Given request
Write out every line of the material exactly as it appears.
==== Records provided ====
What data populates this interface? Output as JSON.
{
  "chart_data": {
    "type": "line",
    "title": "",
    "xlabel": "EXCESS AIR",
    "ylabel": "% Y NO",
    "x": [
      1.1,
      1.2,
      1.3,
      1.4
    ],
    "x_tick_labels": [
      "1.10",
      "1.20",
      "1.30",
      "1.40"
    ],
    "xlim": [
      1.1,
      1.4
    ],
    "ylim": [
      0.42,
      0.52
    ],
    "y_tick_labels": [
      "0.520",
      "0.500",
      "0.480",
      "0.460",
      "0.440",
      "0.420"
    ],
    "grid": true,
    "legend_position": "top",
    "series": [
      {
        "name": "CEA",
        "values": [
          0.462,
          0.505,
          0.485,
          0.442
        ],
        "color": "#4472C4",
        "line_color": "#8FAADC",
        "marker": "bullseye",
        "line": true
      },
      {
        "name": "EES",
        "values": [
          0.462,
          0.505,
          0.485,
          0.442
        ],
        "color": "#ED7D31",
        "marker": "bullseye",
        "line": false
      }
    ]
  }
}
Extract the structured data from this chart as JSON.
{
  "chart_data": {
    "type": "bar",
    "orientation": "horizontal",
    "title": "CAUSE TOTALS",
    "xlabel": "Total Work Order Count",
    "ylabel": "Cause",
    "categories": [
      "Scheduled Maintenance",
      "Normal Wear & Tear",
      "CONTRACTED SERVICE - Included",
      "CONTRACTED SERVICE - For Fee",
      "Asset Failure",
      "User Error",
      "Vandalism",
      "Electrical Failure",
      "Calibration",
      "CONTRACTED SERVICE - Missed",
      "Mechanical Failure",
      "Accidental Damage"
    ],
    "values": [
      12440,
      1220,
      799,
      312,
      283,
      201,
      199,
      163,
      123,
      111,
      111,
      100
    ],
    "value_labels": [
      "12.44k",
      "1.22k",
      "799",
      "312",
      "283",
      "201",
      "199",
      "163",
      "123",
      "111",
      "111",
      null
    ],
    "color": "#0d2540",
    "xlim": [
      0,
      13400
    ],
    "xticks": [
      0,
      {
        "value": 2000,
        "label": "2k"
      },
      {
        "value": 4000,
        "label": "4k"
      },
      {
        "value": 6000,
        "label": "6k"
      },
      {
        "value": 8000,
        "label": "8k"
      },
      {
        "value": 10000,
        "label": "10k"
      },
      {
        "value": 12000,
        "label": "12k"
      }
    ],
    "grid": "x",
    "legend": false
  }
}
====
Finished exercise
What data populates this interface? Output as JSON.
{
  "chart_data": {
    "type": "line",
    "title": "",
    "xlabel": "EXCESS AIR",
    "ylabel": "% Y NO",
    "x": [
      1.1,
      1.2,
      1.3,
      1.4
    ],
    "x_tick_labels": [
      "1.10",
      "1.20",
      "1.30",
      "1.40"
    ],
    "xlim": [
      1.1,
      1.4
    ],
    "ylim": [
      0.42,
      0.52
    ],
    "y_tick_labels": [
      "0.520",
      "0.500",
      "0.480",
      "0.460",
      "0.440",
      "0.420"
    ],
    "grid": true,
    "legend_position": "top",
    "series": [
      {
        "name": "CEA",
        "values": [
          0.462,
          0.505,
          0.485,
          0.442
        ],
        "color": "#4472C4",
        "line_color": "#8FAADC",
        "marker": "bullseye",
        "line": true
      },
      {
        "name": "EES",
        "values": [
          0.462,
          0.505,
          0.485,
          0.442
        ],
        "color": "#ED7D31",
        "marker": "bullseye",
        "line": false
      }
    ]
  }
}
Extract the structured data from this chart as JSON.
{
  "chart_data": {
    "type": "bar",
    "orientation": "horizontal",
    "title": "CAUSE TOTALS",
    "xlabel": "Total Work Order Count",
    "ylabel": "Cause",
    "categories": [
      "Scheduled Maintenance",
      "Normal Wear & Tear",
      "CONTRACTED SERVICE - Included",
      "CONTRACTED SERVICE - For Fee",
      "Asset Failure",
      "User Error",
      "Vandalism",
      "Electrical Failure",
      "Calibration",
      "CONTRACTED SERVICE - Missed",
      "Mechanical Failure",
      "Accidental Damage"
    ],
    "values": [
      12440,
      1220,
      799,
      312,
      283,
      201,
      199,
      163,
      123,
      111,
      111,
      100
    ],
    "value_labels": [
      "12.44k",
      "1.22k",
      "799",
      "312",
      "283",
      "201",
      "199",
      "163",
      "123",
      "111",
      "111",
      null
    ],
    "color": "#0d2540",
    "xlim": [
      0,
      13400
    ],
    "xticks": [
      0,
      {
        "value": 2000,
        "label": "2k"
      },
      {
        "value": 4000,
        "label": "4k"
      },
      {
        "value": 6000,
        "label": "6k"
      },
      {
        "value": 8000,
        "label": "8k"
      },
      {
        "value": 10000,
        "label": "10k"
      },
      {
        "value": 12000,
        "label": "12k"
      }
    ],
    "grid": "x",
    "legend": false
  }
}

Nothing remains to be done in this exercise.